Extracted records:
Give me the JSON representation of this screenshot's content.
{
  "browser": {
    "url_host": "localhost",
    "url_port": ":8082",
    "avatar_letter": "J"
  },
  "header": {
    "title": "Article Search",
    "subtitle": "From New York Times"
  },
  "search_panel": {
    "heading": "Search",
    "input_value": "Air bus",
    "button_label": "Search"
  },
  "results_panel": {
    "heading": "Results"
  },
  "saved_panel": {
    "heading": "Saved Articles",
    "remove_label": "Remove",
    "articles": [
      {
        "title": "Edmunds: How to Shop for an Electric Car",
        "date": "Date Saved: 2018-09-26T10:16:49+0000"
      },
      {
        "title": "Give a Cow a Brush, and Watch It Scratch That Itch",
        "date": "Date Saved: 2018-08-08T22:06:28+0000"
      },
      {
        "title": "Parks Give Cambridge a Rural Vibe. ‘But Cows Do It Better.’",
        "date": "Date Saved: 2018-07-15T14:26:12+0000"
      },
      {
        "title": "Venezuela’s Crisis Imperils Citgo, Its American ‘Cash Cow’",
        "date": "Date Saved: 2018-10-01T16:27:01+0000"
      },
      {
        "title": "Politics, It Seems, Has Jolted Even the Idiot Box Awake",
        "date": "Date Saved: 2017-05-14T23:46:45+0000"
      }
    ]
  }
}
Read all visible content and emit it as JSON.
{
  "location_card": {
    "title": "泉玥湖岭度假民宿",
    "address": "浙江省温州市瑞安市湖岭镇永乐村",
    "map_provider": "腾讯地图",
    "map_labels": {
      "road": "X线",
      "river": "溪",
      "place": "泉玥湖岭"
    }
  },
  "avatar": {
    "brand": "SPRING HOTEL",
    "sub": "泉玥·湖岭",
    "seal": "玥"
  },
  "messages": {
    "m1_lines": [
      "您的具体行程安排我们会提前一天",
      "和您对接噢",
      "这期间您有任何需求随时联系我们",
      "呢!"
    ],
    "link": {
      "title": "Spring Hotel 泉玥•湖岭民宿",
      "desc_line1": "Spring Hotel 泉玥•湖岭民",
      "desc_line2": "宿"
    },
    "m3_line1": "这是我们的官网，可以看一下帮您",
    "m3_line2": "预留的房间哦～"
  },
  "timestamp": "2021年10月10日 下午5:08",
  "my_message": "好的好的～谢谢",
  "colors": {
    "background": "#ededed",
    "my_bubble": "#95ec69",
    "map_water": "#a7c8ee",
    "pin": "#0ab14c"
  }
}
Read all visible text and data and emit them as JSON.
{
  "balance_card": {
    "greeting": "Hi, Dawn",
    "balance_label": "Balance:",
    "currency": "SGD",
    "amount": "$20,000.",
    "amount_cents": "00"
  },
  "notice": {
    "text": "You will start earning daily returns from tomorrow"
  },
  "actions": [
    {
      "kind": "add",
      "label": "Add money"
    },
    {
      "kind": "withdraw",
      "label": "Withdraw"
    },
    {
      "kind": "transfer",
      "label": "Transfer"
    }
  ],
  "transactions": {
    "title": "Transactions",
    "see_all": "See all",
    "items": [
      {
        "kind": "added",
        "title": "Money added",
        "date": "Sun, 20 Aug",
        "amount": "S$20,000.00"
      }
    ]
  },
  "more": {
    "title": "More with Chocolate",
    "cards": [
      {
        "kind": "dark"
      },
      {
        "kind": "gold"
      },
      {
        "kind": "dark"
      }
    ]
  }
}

| EXERCISE BRIEF |
Reproduce the final stretch of the data above: every line from the one holding "Read all visible content and emit it as JSON." through the end, inclusive, exactly as written and nothing else.

| OUTPUT OF THE EXERCISE |
Read all visible content and emit it as JSON.
{
  "location_card": {
    "title": "泉玥湖岭度假民宿",
    "address": "浙江省温州市瑞安市湖岭镇永乐村",
    "map_provider": "腾讯地图",
    "map_labels": {
      "road": "X线",
      "river": "溪",
      "place": "泉玥湖岭"
    }
  },
  "avatar": {
    "brand": "SPRING HOTEL",
    "sub": "泉玥·湖岭",
    "seal": "玥"
  },
  "messages": {
    "m1_lines": [
      "您的具体行程安排我们会提前一天",
      "和您对接噢",
      "这期间您有任何需求随时联系我们",
      "呢!"
    ],
    "link": {
      "title": "Spring Hotel 泉玥•湖岭民宿",
      "desc_line1": "Spring Hotel 泉玥•湖岭民",
      "desc_line2": "宿"
    },
    "m3_line1": "这是我们的官网，可以看一下帮您",
    "m3_line2": "预留的房间哦～"
  },
  "timestamp": "2021年10月10日 下午5:08",
  "my_message": "好的好的～谢谢",
  "colors": {
    "background": "#ededed",
    "my_bubble": "#95ec69",
    "map_water": "#a7c8ee",
    "pin": "#0ab14c"
  }
}
Read all visible text and data and emit them as JSON.
{
  "balance_card": {
    "greeting": "Hi, Dawn",
    "balance_label": "Balance:",
    "currency": "SGD",
    "amount": "$20,000.",
    "amount_cents": "00"
  },
  "notice": {
    "text": "You will start earning daily returns from tomorrow"
  },
  "actions": [
    {
      "kind": "add",
      "label": "Add money"
    },
    {
      "kind": "withdraw",
      "label": "Withdraw"
    },
    {
      "kind": "transfer",
      "label": "Transfer"
    }
  ],
  "transactions": {
    "title": "Transactions",
    "see_all": "See all",
    "items": [
      {
        "kind": "added",
        "title": "Money added",
        "date": "Sun, 20 Aug",
        "amount": "S$20,000.00"
      }
    ]
  },
  "more": {
    "title": "More with Chocolate",
    "cards": [
      {
        "kind": "dark"
      },
      {
        "kind": "gold"
      },
      {
        "kind": "dark"
      }
    ]
  }
}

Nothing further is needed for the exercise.